▶ [Supplied passage]

* start *

Saturday, 27 April 2013

Change at the IMF: interconnectedness, financial fragility and global banks

I attended recently a workshop organized by Cornel Ban and Kevin Gallagher, with support from Governance, at Boston University on how the crisis has changed the IMF.

My presentation explored the way in which the IMF has grappled with financial innovation since the crisis, both theoretically and in its policy advice.

This is important, it argues, because the global economic crisis has brought an important shift in the IMF’s understanding of crisis, its triggers and its actors. Its research on macro-financial linkages now identifies large capital inflows as the main conduit for the transmission of global shocks, in contrast to previous concerns with current account dynamics; and transnational banks as the key carriers of capital flows across borders. With this, the IMF has included private financial institutions in its analytics of crisis, previously focused on governments (fiscal policy), central banks (monetary policy) and trade union/state-owned companies (structural reform). 

The IMF uses interconnectedness as an analytical lens to capture the links between links financial institutions and markets. This is in line with the rapidly growing consensus on macroprudential policies, a consensus that views systemic risk arising endogenously from a combination of financial cyclicality and interconnectedness. What is remarkable though is the departure from financial programming/inflation targeting (that is, both the economics of crisis and economics of stability at the IMF) treatment of financial institutions as passive intermediaries in a process largely determined by the central banks' monetary policy decisions. In place of previously invisible (analytically) financial institutions the IMF now speaks of global banks acting as key nodes in global financial architectures, with complex business models reliant on cross-border funding and investment patterns; trading and market making activity. More remarkable still, IMF research describes transnational banks as important political economy actors, arbitrageurs across uneven regulatory, tax and yield landscapes. This analysis of the complexity of modern global finance echoes Ilene Grabel's poignant observation that 'your grandfather's IMF' has made way for a research and policy agenda of 'productive incoherence' pregnant with possibilities for developing countries. Indeed, in contrast with its previous insistence on unchecked financial globalization, the IMF now affirms that countries may want to limit participation in cross-border financial networks by actively changing the mechanisms of interconnectedness through which transnational banks generate or carry systemic risks in(to) the national economy.

* end *

▶ [Exercise aim] Reproduce word for word everything in the IMF post from "My presentation explored" down to "its policy advice.".

▶ [Extracted records]
* start *

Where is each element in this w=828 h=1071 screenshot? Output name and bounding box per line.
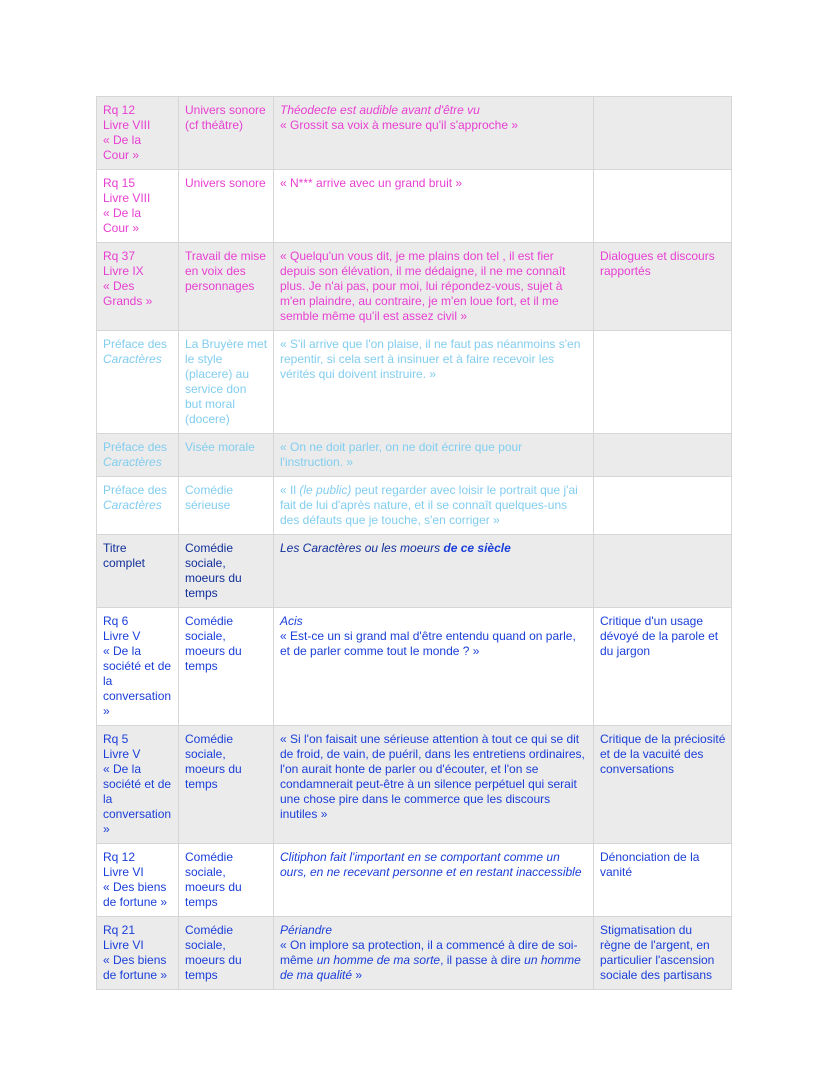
table-row bbox=[97, 170, 732, 243]
reference-cell: Rq 5 Livre V « De la société et de la conversation » bbox=[97, 726, 179, 844]
theme-cell: Comédie sociale, moeurs du temps bbox=[179, 535, 274, 608]
reference-cell: Préface des Caractères bbox=[97, 477, 179, 535]
theme-cell: Comédie sociale, moeurs du temps bbox=[179, 844, 274, 917]
table-row bbox=[97, 844, 732, 917]
quote-cell: « On ne doit parler, on ne doit écrire que pour l'instruction. » bbox=[274, 434, 594, 477]
comment-cell bbox=[594, 434, 732, 477]
quote-cell: « Si l'on faisait une sérieuse attention à tout ce qui se dit de froid, de vain, de puéril, dans les entretiens ordinaires, l'on aurait honte de parler ou d'écouter, et l'on se condamnerait peut-être à un silence perpétuel qui serait une chose pire dans le commerce que les discours inutiles » bbox=[274, 726, 594, 844]
comment-cell: Dialogues et discours rapportés bbox=[594, 243, 732, 331]
quote-title: Théodecte est audible avant d'être vu bbox=[280, 103, 480, 117]
comment-cell: Critique de la préciosité et de la vacuité des conversations bbox=[594, 726, 732, 844]
comment-cell bbox=[594, 535, 732, 608]
quote-text: « Est-ce un si grand mal d'être entendu quand on parle, et de parler comme tout le monde ? » bbox=[280, 629, 576, 658]
table-row bbox=[97, 917, 732, 990]
theme-cell: Comédie sociale, moeurs du temps bbox=[179, 726, 274, 844]
quote-title: Périandre bbox=[280, 923, 333, 937]
reference-cell: Rq 37 Livre IX « Des Grands » bbox=[97, 243, 179, 331]
comment-cell bbox=[594, 477, 732, 535]
table-row bbox=[97, 331, 732, 434]
quote-cell: Clitiphon fait l'important en se comportant comme un ours, en ne recevant personne et en restant inaccessible bbox=[274, 844, 594, 917]
theme-cell: Univers sonore bbox=[179, 170, 274, 243]
table-row bbox=[97, 243, 732, 331]
theme-cell: Univers sonore (cf théâtre) bbox=[179, 97, 274, 170]
comment-cell bbox=[594, 331, 732, 434]
quote-cell: « S'il arrive que l'on plaise, il ne faut pas néanmoins s'en repentir, si cela sert à insinuer et à faire recevoir les vérités qui doivent instruire. » bbox=[274, 331, 594, 434]
quote-text: « Grossit sa voix à mesure qu'il s'approche » bbox=[280, 118, 519, 132]
reference-cell: Préface des Caractères bbox=[97, 331, 179, 434]
reference-cell: Préface des Caractères bbox=[97, 434, 179, 477]
comment-cell: Dénonciation de la vanité bbox=[594, 844, 732, 917]
quote-cell bbox=[274, 917, 594, 990]
quote-cell: Les Caractères ou les moeurs de ce siècle bbox=[274, 535, 594, 608]
reference-cell: Rq 6 Livre V « De la société et de la conversation » bbox=[97, 608, 179, 726]
reference-cell: Rq 15 Livre VIII « De la Cour » bbox=[97, 170, 179, 243]
comment-cell: Stigmatisation du règne de l'argent, en particulier l'ascension sociale des partisans bbox=[594, 917, 732, 990]
table-row bbox=[97, 535, 732, 608]
theme-cell: Comédie sociale, moeurs du temps bbox=[179, 917, 274, 990]
theme-cell: Comédie sociale, moeurs du temps bbox=[179, 608, 274, 726]
reference-cell: Rq 12 Livre VIII « De la Cour » bbox=[97, 97, 179, 170]
quote-cell: « Il (le public) peut regarder avec loisir le portrait que j'ai fait de lui d'après nature, et il se connaît quelques-uns des défauts que je touche, s'en corriger » bbox=[274, 477, 594, 535]
table-row bbox=[97, 477, 732, 535]
reference-cell: Titre complet bbox=[97, 535, 179, 608]
theme-cell: Comédie sérieuse bbox=[179, 477, 274, 535]
quote-cell bbox=[274, 97, 594, 170]
quote-text: « On implore sa protection, il a commencé à dire de soi-même un homme de ma sorte, il passe à dire un homme de ma qualité » bbox=[280, 938, 581, 982]
table-row bbox=[97, 608, 732, 726]
comment-cell: Critique d'un usage dévoyé de la parole et du jargon bbox=[594, 608, 732, 726]
theme-cell: Visée morale bbox=[179, 434, 274, 477]
quote-cell: « N*** arrive avec un grand bruit » bbox=[274, 170, 594, 243]
comment-cell bbox=[594, 170, 732, 243]
table-row bbox=[97, 97, 732, 170]
notes-table bbox=[96, 96, 732, 990]
theme-cell: Travail de mise en voix des personnages bbox=[179, 243, 274, 331]
reference-cell: Rq 12 Livre VI « Des biens de fortune » bbox=[97, 844, 179, 917]
theme-cell: La Bruyère met le style (placere) au service don but moral (docere) bbox=[179, 331, 274, 434]
quote-cell bbox=[274, 608, 594, 726]
table-row bbox=[97, 726, 732, 844]
quote-title: Acis bbox=[280, 614, 303, 628]
reference-cell: Rq 21 Livre VI « Des biens de fortune » bbox=[97, 917, 179, 990]
comment-cell bbox=[594, 97, 732, 170]
quote-cell: « Quelqu'un vous dit, je me plains don tel , il est fier depuis son élévation, il me dédaigne, il ne me connaît plus. Je n'ai pas, pour moi, lui répondez-vous, sujet à m'en plaindre, au contraire, je m'en loue fort, et il me semble même qu'il est assez civil » bbox=[274, 243, 594, 331]
table-row bbox=[97, 434, 732, 477]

* end *

▶ [Full output]
My presentation explored the way in which the IMF has grappled with financial innovation since the crisis, both theoretically and in its policy advice.